- What is expected
Your task is to copy each line that has the word "Include".

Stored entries
====================

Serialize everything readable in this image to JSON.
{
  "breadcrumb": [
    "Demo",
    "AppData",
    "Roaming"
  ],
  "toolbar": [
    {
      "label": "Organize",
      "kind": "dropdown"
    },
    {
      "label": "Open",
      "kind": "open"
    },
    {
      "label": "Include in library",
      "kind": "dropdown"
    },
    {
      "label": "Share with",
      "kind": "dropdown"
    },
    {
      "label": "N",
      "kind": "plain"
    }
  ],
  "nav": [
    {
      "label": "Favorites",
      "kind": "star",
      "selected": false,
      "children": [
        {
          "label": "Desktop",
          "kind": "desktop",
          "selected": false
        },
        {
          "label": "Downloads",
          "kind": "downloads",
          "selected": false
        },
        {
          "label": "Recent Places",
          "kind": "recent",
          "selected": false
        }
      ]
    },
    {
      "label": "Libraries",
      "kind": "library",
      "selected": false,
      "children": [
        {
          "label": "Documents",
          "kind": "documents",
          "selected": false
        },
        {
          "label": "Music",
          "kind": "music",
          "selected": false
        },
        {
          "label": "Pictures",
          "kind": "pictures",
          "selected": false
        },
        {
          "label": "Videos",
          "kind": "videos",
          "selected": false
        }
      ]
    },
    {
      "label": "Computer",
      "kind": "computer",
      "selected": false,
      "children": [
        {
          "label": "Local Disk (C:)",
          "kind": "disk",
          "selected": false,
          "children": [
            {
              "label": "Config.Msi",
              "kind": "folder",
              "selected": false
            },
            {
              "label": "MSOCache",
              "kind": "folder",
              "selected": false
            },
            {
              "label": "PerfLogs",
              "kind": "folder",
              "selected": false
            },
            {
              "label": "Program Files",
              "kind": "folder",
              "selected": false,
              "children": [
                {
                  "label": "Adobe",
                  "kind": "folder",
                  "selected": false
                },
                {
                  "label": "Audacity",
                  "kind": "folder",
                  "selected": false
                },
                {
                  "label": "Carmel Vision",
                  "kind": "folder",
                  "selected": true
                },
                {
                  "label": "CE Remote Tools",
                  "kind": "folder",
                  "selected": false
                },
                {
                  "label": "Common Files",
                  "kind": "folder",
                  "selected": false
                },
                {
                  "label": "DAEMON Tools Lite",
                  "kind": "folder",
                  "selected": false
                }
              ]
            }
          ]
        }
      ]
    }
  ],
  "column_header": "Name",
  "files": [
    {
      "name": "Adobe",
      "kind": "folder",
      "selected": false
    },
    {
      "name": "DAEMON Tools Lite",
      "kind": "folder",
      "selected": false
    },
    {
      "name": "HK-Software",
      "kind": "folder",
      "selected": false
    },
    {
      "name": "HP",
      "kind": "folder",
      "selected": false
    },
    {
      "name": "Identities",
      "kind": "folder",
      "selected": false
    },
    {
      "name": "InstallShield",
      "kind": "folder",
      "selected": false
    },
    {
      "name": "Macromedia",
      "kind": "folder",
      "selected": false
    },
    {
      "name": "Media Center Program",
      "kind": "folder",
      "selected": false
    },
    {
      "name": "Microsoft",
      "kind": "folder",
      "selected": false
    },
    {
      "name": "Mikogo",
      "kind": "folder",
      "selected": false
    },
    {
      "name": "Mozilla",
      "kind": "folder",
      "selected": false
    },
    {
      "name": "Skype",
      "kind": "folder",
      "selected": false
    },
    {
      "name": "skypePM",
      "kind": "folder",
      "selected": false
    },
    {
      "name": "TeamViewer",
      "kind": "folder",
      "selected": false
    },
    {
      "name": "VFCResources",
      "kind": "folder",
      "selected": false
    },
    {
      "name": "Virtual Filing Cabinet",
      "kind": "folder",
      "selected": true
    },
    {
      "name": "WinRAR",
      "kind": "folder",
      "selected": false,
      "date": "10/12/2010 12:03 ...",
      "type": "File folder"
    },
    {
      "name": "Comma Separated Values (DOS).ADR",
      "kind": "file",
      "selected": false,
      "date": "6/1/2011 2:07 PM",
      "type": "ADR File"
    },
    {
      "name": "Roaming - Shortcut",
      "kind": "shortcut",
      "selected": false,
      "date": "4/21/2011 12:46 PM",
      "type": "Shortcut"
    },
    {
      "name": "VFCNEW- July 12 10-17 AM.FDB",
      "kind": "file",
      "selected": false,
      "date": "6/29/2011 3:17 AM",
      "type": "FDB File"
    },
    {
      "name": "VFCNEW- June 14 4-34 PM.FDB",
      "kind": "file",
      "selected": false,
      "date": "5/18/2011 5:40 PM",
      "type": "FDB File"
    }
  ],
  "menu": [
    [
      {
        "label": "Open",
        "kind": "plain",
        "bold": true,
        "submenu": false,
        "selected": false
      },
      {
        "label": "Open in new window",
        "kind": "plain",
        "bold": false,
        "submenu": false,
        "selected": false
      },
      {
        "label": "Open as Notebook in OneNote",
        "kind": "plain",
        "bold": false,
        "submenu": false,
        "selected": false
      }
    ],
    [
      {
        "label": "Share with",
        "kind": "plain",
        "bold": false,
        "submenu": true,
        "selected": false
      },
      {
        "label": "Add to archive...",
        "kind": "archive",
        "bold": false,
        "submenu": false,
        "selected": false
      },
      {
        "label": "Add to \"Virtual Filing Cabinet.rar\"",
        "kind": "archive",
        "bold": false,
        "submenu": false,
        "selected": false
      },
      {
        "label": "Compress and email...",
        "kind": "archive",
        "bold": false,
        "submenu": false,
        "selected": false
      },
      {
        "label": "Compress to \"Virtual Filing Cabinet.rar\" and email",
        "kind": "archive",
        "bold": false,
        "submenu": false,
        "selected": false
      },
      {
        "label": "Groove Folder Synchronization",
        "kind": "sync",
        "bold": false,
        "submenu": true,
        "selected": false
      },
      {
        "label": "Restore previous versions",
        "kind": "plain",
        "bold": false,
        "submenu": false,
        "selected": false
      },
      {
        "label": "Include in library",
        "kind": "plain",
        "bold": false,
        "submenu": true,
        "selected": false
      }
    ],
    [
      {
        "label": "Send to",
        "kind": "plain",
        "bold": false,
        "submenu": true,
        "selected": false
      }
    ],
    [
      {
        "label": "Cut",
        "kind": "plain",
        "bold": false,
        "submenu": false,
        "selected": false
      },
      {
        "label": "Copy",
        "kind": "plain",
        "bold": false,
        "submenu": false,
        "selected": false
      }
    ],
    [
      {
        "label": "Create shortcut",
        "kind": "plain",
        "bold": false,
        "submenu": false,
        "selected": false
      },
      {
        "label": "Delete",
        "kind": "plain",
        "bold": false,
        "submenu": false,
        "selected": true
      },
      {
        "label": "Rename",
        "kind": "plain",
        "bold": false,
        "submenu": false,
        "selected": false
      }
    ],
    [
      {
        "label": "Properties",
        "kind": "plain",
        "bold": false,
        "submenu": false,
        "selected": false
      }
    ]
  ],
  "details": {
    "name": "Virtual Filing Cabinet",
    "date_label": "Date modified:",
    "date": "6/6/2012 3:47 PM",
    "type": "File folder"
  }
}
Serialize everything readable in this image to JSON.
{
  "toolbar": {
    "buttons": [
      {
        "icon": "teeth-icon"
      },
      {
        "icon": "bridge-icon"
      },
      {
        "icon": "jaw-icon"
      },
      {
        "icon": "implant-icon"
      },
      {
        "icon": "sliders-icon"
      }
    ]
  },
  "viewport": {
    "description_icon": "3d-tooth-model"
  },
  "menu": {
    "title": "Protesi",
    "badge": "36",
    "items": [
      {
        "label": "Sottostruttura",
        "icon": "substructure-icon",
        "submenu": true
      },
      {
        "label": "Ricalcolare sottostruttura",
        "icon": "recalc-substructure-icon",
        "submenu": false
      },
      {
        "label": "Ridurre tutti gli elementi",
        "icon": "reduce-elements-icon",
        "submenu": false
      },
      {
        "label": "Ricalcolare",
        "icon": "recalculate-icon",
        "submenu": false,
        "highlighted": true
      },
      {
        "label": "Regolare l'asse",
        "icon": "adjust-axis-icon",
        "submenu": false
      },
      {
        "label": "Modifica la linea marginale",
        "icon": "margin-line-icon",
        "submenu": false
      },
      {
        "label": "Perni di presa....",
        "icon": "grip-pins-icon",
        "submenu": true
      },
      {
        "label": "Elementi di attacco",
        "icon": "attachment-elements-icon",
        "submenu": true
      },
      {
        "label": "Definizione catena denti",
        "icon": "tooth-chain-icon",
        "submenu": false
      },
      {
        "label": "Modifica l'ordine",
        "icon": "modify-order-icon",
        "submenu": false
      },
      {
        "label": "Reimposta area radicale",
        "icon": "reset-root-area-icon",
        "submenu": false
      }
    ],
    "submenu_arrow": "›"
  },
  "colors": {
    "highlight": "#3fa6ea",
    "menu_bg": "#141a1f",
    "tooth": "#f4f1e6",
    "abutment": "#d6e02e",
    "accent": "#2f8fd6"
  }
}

====================

- Finished task
      "label": "Include in library",
        "label": "Include in library",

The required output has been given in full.